╭──

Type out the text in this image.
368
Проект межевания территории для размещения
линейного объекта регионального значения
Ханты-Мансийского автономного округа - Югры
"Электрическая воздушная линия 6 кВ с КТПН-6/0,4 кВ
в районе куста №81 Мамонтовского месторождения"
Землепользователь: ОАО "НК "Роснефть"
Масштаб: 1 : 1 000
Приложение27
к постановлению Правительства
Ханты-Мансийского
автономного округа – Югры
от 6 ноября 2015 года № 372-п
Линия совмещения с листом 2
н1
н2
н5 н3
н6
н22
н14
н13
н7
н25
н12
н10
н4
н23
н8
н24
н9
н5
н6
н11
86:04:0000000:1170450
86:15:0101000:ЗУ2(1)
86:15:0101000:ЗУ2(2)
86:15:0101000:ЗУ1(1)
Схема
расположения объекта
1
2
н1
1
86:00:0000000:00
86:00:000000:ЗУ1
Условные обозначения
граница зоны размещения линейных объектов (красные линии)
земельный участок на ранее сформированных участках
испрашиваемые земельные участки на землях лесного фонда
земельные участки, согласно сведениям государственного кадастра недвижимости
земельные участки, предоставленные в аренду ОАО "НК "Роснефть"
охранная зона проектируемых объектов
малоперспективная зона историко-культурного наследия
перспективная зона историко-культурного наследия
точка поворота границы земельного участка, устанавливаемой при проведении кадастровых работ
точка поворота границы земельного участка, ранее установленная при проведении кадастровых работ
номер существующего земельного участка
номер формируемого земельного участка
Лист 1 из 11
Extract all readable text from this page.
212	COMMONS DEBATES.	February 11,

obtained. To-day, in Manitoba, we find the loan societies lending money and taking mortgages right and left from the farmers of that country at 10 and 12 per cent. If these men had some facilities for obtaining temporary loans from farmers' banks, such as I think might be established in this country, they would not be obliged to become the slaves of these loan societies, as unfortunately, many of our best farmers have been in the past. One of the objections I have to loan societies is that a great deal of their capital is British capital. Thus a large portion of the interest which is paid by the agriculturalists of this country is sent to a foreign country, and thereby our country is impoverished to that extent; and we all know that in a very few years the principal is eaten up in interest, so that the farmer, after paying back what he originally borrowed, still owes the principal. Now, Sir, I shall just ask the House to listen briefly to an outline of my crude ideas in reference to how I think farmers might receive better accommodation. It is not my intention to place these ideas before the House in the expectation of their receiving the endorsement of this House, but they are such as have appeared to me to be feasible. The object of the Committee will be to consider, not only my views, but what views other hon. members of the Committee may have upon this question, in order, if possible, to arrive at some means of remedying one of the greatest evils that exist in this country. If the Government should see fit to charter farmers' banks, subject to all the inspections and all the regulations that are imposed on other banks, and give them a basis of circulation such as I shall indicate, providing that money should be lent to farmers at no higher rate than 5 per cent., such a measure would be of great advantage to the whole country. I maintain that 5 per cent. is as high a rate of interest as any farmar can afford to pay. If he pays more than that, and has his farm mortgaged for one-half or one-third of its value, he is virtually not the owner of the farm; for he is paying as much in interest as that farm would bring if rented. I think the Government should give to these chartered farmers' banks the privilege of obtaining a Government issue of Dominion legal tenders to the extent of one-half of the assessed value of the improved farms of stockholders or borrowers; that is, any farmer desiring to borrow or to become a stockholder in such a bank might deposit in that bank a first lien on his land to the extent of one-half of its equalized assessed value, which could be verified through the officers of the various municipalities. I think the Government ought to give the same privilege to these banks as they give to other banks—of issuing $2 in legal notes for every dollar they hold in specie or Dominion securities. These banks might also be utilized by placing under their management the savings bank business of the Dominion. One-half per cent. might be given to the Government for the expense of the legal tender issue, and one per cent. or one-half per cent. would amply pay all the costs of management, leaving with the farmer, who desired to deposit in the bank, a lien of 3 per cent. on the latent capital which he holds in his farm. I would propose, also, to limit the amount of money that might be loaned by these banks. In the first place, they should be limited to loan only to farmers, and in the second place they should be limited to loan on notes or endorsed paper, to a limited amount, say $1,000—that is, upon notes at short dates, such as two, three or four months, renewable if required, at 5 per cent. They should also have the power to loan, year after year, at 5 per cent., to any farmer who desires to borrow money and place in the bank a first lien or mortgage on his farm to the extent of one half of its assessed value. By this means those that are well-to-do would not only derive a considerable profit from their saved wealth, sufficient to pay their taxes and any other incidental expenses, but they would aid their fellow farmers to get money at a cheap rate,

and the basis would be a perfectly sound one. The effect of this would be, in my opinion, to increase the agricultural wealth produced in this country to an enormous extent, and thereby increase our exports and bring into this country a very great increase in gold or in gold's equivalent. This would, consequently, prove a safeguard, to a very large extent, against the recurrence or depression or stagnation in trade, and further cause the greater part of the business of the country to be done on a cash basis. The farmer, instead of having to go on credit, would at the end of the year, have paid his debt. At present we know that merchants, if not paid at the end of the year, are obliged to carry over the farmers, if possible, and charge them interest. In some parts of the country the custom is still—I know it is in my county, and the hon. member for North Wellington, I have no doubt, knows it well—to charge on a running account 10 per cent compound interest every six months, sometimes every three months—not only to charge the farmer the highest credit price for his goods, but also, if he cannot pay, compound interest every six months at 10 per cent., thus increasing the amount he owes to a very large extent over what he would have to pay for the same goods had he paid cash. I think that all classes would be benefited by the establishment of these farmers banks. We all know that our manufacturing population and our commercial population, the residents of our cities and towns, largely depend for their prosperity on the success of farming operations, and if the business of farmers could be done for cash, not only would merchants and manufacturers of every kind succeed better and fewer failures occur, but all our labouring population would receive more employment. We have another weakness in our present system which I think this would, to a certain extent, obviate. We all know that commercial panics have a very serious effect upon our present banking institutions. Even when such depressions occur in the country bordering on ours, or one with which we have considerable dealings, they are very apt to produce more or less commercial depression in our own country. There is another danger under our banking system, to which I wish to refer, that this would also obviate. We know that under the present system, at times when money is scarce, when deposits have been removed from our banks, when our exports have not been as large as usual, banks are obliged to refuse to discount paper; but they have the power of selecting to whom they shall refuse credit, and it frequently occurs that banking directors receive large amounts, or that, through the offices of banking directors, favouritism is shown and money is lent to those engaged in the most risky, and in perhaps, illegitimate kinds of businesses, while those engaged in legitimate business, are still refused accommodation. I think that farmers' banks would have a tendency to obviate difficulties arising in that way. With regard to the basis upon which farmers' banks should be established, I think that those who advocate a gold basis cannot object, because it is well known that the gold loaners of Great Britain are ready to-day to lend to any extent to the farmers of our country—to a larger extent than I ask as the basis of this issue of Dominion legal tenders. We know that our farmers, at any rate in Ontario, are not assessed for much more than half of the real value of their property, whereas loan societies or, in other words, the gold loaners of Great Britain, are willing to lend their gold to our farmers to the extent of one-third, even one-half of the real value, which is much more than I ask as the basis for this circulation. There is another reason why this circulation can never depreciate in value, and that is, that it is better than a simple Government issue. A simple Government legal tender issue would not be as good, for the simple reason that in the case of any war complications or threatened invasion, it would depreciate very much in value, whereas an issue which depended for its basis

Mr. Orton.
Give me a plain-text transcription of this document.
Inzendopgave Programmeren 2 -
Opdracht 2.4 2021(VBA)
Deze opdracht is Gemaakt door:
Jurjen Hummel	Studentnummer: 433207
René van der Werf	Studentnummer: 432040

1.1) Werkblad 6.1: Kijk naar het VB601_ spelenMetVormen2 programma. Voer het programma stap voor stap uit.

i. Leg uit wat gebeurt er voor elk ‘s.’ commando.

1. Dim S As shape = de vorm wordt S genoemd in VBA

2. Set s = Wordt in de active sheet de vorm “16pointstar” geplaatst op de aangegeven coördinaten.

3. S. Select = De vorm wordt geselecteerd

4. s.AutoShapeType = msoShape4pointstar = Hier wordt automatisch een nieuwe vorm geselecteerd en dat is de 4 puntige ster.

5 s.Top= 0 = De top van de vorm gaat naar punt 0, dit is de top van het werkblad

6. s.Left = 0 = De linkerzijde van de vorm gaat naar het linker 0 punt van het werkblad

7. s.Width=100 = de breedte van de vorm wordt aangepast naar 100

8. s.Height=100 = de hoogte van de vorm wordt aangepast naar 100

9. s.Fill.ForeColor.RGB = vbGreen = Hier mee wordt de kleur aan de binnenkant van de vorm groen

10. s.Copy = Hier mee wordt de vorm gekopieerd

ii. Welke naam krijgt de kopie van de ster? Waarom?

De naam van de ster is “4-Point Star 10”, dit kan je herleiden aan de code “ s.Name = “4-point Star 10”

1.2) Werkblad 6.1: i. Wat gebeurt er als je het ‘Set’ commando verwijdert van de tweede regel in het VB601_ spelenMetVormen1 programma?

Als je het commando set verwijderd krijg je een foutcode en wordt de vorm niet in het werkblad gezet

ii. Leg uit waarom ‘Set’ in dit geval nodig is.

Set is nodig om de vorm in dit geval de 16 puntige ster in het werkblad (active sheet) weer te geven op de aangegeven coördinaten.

╰──

### WHAT IS REQUIRED
Across the material above, count every line holding "проведении" and write down only the number.

### RESULT OF THIS TASK
2